[[ EXCERPTED TEXT, beginning ]]

Coaly and carbonaceous shales are the most prolific source rocks in the Sabah basin because
of their abundance in large volumes (>2000m thick in some areas).
Reservoirs, traps and seals
The hydrocarbon generic reservoirs in the Sabah Basin are predominantly siliciclastic.
Good quality reservoirs are formed by coastal to fluvio-marine and stacked shallow marine
sandstones. Moreover, the marine turbidites in stages IVC/IVD also form thick, high–quality
reservoirs (Mazlan et al. , 1999). Carbonate reservoirs, although a minor component, have fair
to excellent reservoir quality. These carbonate mounds and reefs occur on the Kudat Platform
in the Northern Sabah Province. Most of the hydrocarbons occur in complex wrench-induced
faulted anticlines, rollover anticlines associated with growth faults, and other fault-related
closures. The main structural traps in the western Sabah are fault propagation folds and fold
anticlines (Scherer, 1980). The hydrocarbons generally migrate through faults and within beds
(Nor Azidin et al., 2011). The seal in NW Sabah is mainly provided by intraformational shale
and mudstone with effective top and flank seals in many proven accumulations (e.g. Erb
West, Kinabalu, St Joseph fields). In some places, shale filled slump scars and shale diapirs
act as seal (Mazlan et al. , 1999).

[[ EXCERPTED TEXT, end ]]
[[ MATERIAL PROVIDED, beginning ]]

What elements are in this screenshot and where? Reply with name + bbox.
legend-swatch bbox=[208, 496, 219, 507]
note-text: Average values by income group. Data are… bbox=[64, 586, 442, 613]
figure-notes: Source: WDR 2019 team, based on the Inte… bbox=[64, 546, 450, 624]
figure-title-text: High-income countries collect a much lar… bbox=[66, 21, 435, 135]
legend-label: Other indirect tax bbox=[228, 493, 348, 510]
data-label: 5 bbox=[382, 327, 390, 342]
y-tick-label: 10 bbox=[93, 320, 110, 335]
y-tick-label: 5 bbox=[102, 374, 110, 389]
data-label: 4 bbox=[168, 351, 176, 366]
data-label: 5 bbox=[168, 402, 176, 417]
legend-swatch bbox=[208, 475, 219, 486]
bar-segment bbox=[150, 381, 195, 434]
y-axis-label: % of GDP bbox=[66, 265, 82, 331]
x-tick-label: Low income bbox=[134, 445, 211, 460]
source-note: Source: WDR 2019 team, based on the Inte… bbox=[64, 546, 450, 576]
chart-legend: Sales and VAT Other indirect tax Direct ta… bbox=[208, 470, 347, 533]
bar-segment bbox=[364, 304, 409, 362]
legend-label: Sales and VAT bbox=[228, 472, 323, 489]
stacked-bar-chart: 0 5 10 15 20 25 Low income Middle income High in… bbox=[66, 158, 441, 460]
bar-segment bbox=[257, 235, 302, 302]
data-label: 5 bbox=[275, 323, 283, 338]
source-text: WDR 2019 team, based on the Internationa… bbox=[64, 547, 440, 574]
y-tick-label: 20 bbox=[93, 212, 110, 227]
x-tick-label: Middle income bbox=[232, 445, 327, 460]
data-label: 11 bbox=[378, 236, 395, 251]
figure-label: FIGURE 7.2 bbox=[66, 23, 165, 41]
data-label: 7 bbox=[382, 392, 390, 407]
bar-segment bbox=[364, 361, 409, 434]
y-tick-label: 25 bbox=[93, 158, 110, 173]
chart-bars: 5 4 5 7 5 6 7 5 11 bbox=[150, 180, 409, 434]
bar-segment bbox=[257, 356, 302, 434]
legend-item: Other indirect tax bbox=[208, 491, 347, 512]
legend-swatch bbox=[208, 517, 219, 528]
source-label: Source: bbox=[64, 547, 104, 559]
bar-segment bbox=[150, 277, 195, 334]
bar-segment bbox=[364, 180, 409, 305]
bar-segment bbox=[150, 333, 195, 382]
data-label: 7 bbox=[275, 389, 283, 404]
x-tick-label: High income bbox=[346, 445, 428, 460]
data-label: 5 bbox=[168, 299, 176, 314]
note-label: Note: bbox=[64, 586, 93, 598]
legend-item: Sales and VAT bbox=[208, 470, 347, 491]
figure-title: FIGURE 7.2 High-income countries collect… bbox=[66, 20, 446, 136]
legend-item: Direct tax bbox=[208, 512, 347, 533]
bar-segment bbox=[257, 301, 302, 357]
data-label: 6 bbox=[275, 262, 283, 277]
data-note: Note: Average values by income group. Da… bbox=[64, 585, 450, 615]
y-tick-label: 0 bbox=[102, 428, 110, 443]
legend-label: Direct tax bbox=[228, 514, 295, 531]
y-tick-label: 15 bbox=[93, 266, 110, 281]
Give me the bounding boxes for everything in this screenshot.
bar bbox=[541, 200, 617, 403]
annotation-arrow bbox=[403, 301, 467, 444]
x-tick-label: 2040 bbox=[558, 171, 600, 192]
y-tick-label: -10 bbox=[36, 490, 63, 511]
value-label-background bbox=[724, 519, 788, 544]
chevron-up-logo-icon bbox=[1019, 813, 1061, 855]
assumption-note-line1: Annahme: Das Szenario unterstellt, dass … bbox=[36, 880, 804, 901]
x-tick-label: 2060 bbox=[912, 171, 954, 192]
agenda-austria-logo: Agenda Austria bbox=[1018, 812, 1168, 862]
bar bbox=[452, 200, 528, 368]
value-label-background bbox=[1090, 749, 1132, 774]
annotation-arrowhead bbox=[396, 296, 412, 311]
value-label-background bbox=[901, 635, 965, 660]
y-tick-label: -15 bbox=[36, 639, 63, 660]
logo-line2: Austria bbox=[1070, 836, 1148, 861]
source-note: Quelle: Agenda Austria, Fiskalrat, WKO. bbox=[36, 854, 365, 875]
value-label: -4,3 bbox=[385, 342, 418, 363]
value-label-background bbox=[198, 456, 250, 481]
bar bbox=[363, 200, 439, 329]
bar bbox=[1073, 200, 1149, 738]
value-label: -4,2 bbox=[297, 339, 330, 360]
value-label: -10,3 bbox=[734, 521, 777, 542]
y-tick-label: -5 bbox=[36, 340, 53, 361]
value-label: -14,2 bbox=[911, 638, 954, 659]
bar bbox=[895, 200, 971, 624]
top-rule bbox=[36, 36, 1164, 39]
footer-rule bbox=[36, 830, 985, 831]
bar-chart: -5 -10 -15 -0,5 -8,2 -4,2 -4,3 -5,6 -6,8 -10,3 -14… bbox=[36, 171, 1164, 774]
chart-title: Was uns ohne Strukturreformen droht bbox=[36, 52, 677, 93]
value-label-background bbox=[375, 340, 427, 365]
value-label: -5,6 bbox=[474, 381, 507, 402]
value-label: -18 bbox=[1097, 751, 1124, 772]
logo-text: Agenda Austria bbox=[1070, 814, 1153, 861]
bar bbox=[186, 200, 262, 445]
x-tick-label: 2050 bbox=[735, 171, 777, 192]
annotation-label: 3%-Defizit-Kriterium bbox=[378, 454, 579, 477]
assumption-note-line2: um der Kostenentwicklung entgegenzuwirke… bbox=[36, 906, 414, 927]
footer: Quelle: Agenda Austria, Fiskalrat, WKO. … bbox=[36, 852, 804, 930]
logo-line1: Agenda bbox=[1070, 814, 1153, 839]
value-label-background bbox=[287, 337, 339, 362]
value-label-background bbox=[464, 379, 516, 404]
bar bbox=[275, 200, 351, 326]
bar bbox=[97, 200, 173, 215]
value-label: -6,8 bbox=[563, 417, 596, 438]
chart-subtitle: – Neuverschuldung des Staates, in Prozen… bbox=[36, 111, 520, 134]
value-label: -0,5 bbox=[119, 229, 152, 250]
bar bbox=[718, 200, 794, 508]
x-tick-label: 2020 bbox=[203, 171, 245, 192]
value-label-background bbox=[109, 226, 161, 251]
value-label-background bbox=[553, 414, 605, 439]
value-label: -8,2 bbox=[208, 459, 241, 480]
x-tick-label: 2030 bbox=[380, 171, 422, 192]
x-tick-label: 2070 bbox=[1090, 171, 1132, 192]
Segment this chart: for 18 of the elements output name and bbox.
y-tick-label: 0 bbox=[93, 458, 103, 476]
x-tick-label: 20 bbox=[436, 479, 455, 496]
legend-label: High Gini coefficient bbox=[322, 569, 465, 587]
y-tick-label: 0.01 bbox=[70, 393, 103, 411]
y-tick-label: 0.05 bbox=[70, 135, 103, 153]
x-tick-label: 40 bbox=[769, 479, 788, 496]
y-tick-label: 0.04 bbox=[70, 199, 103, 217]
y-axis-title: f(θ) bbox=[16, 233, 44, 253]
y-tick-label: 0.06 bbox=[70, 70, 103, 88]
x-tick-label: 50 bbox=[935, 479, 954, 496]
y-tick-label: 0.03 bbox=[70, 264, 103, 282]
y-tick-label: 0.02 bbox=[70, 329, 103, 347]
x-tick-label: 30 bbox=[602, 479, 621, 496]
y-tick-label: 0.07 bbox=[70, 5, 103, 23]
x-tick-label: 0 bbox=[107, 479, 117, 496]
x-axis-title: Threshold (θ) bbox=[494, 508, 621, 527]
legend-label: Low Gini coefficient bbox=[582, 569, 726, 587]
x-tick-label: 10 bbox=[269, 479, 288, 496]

[[ MATERIAL PROVIDED, end ]]

TO DO
Print the whole Sabah Basin passage again, word for word.

ANSWER TO THIS TASK
Coaly and carbonaceous shales are the most prolific source rocks in the Sabah basin because
of their abundance in large volumes (>2000m thick in some areas).
Reservoirs, traps and seals
The hydrocarbon generic reservoirs in the Sabah Basin are predominantly siliciclastic.
Good quality reservoirs are formed by coastal to fluvio-marine and stacked shallow marine
sandstones. Moreover, the marine turbidites in stages IVC/IVD also form thick, high–quality
reservoirs (Mazlan et al. , 1999). Carbonate reservoirs, although a minor component, have fair
to excellent reservoir quality. These carbonate mounds and reefs occur on the Kudat Platform
in the Northern Sabah Province. Most of the hydrocarbons occur in complex wrench-induced
faulted anticlines, rollover anticlines associated with growth faults, and other fault-related
closures. The main structural traps in the western Sabah are fault propagation folds and fold
anticlines (Scherer, 1980). The hydrocarbons generally migrate through faults and within beds
(Nor Azidin et al., 2011). The seal in NW Sabah is mainly provided by intraformational shale
and mudstone with effective top and flank seals in many proven accumulations (e.g. Erb
West, Kinabalu, St Joseph fields). In some places, shale filled slump scars and shale diapirs
act as seal (Mazlan et al. , 1999).